▶ **WHAT YOU HAVE TO DO**: List each line of the data that holds the word "προµηθειών".

BEGIN RECORD EXTRACTS

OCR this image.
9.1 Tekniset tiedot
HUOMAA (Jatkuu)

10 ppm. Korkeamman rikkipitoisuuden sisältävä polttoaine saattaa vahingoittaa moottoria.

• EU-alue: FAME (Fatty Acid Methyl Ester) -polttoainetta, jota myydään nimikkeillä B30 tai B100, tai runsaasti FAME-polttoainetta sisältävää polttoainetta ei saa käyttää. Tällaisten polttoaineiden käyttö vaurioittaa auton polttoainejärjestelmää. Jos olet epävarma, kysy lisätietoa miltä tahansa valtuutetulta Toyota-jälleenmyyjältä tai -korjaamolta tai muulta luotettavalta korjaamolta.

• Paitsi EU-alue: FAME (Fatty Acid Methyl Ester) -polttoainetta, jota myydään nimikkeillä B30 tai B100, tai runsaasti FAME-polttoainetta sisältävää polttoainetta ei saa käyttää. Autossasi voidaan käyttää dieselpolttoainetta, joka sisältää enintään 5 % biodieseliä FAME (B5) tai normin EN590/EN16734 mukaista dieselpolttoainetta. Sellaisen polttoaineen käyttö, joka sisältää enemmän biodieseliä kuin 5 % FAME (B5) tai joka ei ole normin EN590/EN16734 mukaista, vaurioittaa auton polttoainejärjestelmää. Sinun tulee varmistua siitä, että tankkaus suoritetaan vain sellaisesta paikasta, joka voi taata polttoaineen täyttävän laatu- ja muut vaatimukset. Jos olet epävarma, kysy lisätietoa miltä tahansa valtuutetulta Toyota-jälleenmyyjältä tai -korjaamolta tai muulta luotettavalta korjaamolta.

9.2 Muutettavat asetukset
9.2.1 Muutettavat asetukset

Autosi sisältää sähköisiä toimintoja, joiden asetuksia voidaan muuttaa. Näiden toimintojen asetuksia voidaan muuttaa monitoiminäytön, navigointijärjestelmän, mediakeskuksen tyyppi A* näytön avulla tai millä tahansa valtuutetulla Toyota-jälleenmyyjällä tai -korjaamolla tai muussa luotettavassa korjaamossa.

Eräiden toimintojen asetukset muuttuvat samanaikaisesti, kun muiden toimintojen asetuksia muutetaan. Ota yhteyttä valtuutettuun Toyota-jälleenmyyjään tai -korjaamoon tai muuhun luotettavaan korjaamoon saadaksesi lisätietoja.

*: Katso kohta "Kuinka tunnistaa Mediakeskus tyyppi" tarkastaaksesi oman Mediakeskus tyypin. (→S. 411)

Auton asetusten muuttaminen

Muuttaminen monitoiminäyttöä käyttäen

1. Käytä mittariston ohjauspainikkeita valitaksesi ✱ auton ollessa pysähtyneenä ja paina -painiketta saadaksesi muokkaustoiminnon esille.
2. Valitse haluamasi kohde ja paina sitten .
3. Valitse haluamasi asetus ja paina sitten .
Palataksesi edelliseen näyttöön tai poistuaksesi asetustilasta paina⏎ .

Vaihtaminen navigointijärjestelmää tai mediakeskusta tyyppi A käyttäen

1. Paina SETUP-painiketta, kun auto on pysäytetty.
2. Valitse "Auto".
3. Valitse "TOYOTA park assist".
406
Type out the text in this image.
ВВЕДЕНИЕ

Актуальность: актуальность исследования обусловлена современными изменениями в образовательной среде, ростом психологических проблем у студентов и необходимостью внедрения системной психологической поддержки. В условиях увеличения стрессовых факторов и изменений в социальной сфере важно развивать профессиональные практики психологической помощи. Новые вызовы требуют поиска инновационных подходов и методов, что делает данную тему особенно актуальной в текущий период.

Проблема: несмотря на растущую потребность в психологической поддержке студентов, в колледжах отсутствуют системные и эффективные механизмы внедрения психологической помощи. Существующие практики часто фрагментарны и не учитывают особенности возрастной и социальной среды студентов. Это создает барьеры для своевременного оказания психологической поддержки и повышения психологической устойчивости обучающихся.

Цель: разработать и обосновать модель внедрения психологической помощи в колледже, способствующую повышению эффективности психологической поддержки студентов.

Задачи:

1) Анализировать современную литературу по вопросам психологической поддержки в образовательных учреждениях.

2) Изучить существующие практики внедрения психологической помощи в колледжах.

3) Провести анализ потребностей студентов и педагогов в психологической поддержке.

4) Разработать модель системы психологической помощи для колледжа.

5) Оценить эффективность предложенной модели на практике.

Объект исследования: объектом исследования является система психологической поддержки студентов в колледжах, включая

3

END RECORD EXTRACTS
BEGIN RECORD EXTRACTS

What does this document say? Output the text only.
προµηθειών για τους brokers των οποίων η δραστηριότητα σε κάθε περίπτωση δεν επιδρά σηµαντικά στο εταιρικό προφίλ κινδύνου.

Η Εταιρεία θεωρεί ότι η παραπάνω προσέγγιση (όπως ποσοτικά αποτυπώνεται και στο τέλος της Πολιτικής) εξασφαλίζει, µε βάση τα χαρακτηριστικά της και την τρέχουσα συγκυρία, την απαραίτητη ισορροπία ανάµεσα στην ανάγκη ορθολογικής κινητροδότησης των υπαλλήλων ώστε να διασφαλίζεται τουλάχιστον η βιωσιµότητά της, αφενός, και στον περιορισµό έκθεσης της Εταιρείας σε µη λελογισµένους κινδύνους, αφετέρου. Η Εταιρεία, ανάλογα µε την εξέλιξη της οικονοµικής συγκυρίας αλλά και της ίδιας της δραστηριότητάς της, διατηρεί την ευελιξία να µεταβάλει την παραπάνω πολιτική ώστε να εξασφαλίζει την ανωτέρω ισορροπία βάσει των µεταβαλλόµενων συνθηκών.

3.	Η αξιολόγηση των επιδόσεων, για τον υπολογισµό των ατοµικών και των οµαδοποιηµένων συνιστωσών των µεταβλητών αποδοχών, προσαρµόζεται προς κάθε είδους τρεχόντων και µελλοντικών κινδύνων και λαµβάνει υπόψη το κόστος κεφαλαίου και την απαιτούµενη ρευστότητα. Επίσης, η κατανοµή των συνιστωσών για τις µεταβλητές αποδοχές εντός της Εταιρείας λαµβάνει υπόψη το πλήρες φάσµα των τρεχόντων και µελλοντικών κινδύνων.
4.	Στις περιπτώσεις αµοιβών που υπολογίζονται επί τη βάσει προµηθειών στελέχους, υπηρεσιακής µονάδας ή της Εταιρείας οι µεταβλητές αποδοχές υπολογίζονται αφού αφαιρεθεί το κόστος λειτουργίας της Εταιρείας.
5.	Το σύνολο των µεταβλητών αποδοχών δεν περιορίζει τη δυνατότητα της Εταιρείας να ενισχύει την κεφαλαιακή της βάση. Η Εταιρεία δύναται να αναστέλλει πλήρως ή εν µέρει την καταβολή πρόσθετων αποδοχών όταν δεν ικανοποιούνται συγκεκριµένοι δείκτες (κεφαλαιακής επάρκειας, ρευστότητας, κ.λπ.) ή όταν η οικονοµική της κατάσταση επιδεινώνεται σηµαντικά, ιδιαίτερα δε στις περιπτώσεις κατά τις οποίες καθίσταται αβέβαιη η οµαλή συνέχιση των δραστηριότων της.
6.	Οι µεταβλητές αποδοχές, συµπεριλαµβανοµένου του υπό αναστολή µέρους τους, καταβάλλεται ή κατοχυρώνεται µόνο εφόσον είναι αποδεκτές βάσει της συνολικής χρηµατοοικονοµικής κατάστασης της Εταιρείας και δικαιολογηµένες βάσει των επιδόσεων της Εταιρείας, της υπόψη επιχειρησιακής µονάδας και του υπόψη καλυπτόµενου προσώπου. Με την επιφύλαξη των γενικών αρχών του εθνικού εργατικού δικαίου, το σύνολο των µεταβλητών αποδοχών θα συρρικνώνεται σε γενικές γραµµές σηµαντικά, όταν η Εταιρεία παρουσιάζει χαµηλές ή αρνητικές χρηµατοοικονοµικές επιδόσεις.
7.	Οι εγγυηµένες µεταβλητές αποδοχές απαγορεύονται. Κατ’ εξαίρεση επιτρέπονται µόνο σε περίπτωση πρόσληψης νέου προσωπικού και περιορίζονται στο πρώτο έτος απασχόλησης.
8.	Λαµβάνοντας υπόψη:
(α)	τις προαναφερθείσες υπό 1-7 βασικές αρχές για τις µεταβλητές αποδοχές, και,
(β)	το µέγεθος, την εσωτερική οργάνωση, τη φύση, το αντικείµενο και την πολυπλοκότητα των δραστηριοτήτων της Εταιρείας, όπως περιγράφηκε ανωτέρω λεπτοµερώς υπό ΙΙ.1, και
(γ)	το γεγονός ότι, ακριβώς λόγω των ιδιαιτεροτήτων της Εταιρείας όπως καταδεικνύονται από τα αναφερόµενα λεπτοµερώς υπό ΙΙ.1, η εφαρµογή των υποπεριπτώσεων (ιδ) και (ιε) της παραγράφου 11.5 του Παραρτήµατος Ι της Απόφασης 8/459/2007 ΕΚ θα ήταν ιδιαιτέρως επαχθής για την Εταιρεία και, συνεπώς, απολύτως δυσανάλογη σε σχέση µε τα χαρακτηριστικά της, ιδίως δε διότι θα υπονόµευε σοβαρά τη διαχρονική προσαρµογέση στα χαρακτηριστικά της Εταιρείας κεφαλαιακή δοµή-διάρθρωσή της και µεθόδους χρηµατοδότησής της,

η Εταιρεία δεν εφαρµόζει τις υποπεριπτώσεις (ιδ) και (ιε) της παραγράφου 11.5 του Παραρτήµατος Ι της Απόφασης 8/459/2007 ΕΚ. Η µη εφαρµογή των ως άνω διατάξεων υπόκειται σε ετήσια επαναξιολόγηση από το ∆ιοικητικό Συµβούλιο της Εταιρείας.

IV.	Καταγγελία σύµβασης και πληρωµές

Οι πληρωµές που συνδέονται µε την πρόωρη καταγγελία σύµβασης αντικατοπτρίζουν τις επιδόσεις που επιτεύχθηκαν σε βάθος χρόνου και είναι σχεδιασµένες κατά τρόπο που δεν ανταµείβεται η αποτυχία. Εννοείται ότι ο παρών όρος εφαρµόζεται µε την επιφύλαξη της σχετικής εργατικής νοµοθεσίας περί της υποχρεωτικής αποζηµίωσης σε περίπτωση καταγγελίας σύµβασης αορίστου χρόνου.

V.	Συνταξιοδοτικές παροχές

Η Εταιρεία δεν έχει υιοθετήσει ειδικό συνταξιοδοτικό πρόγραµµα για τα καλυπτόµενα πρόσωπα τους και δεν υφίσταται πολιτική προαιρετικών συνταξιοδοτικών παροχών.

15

END RECORD EXTRACTS
BEGIN RECORD EXTRACTS

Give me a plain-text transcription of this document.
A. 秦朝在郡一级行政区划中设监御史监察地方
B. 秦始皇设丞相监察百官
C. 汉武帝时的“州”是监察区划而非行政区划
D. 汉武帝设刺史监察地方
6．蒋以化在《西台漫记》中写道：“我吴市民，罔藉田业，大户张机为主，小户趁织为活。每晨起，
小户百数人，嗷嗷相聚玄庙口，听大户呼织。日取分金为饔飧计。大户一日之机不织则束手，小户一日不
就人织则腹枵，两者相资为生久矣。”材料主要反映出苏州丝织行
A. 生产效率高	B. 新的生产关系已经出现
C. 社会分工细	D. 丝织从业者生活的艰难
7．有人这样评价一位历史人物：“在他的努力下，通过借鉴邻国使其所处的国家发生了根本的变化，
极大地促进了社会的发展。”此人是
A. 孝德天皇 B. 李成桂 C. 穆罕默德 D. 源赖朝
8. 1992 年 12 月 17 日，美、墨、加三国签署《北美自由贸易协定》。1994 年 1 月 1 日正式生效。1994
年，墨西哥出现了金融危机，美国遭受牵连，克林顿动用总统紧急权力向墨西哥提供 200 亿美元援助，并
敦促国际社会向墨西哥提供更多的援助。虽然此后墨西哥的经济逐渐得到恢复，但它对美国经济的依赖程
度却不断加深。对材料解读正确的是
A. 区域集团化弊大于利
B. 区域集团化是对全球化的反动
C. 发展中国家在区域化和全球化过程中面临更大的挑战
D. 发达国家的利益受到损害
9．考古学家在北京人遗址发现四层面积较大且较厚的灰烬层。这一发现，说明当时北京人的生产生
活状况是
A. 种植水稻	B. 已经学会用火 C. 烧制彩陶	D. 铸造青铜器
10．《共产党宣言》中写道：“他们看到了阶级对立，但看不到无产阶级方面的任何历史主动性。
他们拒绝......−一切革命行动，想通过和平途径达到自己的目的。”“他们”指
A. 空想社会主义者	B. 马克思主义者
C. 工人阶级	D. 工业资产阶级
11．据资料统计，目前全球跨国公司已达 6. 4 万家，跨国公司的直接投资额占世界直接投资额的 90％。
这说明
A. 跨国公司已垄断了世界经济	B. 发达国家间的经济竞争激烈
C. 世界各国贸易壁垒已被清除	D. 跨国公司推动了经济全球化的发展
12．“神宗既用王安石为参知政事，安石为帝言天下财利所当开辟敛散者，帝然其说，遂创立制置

END RECORD EXTRACTS

▶ **RESPONSE TO THIS TASK**:
προµηθειών για τους brokers των οποίων η δραστηριότητα σε κάθε περίπτωση δεν επιδρά σηµαντικά στο εταιρικό προφίλ κινδύνου.
4.	Στις περιπτώσεις αµοιβών που υπολογίζονται επί τη βάσει προµηθειών στελέχους, υπηρεσιακής µονάδας ή της Εταιρείας οι µεταβλητές αποδοχές υπολογίζονται αφού αφαιρεθεί το κόστος λειτουργίας της Εταιρείας.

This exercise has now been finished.